Records from a collection of figures
>>>>>
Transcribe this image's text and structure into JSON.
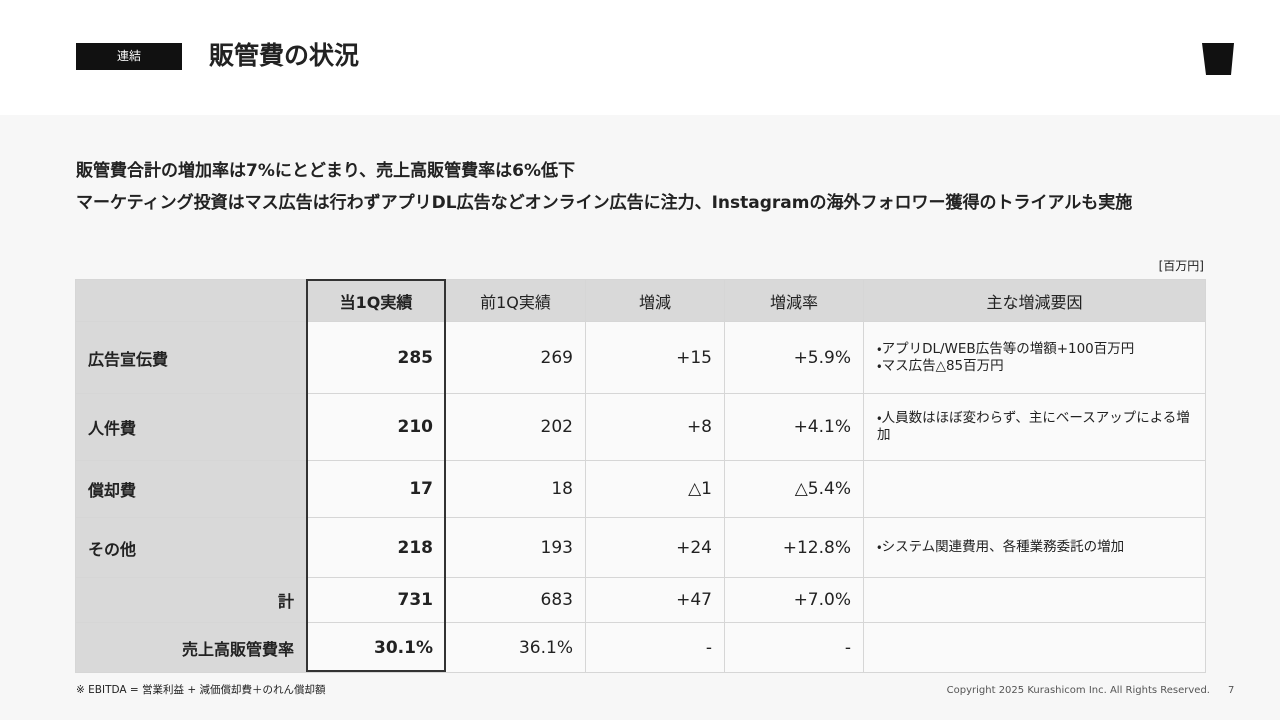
{
  "header": {
    "badge": "連結",
    "title": "販管費の状況"
  },
  "summary": [
    "販管費合計の増加率は7%にとどまり、売上高販管費率は6%低下",
    "マーケティング投資はマス広告は行わずアプリDL広告などオンライン広告に注力、Instagramの海外フォロワー獲得のトライアルも実施"
  ],
  "unit": "[百万円]",
  "table": {
    "columns": [
      "当1Q実績",
      "前1Q実績",
      "増減",
      "増減率",
      "主な増減要因"
    ],
    "rows": [
      {
        "label": "広告宣伝費",
        "values": [
          "285",
          "269",
          "+15",
          "+5.9%"
        ],
        "notes": [
          "・アプリDL/WEB広告等の増額+100百万円",
          "・マス広告△85百万円"
        ]
      },
      {
        "label": "人件費",
        "values": [
          "210",
          "202",
          "+8",
          "+4.1%"
        ],
        "notes": [
          "・人員数はほぼ変わらず、主にベースアップによる増加"
        ]
      },
      {
        "label": "償却費",
        "values": [
          "17",
          "18",
          "△1",
          "△5.4%"
        ]
      },
      {
        "label": "その他",
        "values": [
          "218",
          "193",
          "+24",
          "+12.8%"
        ],
        "notes": [
          "・システム関連費用、各種業務委託の増加"
        ]
      },
      {
        "label": "計",
        "values": [
          "731",
          "683",
          "+47",
          "+7.0%"
        ]
      },
      {
        "label": "売上高販管費率",
        "values": [
          "30.1%",
          "36.1%",
          "-",
          "-"
        ]
      }
    ]
  },
  "footer": {
    "note": "※ EBITDA = 営業利益 + 減価償却費＋のれん償却額",
    "copyright": "Copyright 2025 Kurashicom Inc. All Rights Reserved.",
    "page": "7"
  }
}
<<<<<
#### Given problem:
Images do not belong in the copy; reproduce all other parts of the records above verbatim.

#### Output:
Transcribe this image's text and structure into JSON.
{
  "header": {
    "badge": "連結",
    "title": "販管費の状況"
  },
  "summary": [
    "販管費合計の増加率は7%にとどまり、売上高販管費率は6%低下",
    "マーケティング投資はマス広告は行わずアプリDL広告などオンライン広告に注力、Instagramの海外フォロワー獲得のトライアルも実施"
  ],
  "unit": "[百万円]",
  "table": {
    "columns": [
      "当1Q実績",
      "前1Q実績",
      "増減",
      "増減率",
      "主な増減要因"
    ],
    "rows": [
      {
        "label": "広告宣伝費",
        "values": [
          "285",
          "269",
          "+15",
          "+5.9%"
        ],
        "notes": [
          "・アプリDL/WEB広告等の増額+100百万円",
          "・マス広告△85百万円"
        ]
      },
      {
        "label": "人件費",
        "values": [
          "210",
          "202",
          "+8",
          "+4.1%"
        ],
        "notes": [
          "・人員数はほぼ変わらず、主にベースアップによる増加"
        ]
      },
      {
        "label": "償却費",
        "values": [
          "17",
          "18",
          "△1",
          "△5.4%"
        ]
      },
      {
        "label": "その他",
        "values": [
          "218",
          "193",
          "+24",
          "+12.8%"
        ],
        "notes": [
          "・システム関連費用、各種業務委託の増加"
        ]
      },
      {
        "label": "計",
        "values": [
          "731",
          "683",
          "+47",
          "+7.0%"
        ]
      },
      {
        "label": "売上高販管費率",
        "values": [
          "30.1%",
          "36.1%",
          "-",
          "-"
        ]
      }
    ]
  },
  "footer": {
    "note": "※ EBITDA = 営業利益 + 減価償却費＋のれん償却額",
    "copyright": "Copyright 2025 Kurashicom Inc. All Rights Reserved.",
    "page": "7"
  }
}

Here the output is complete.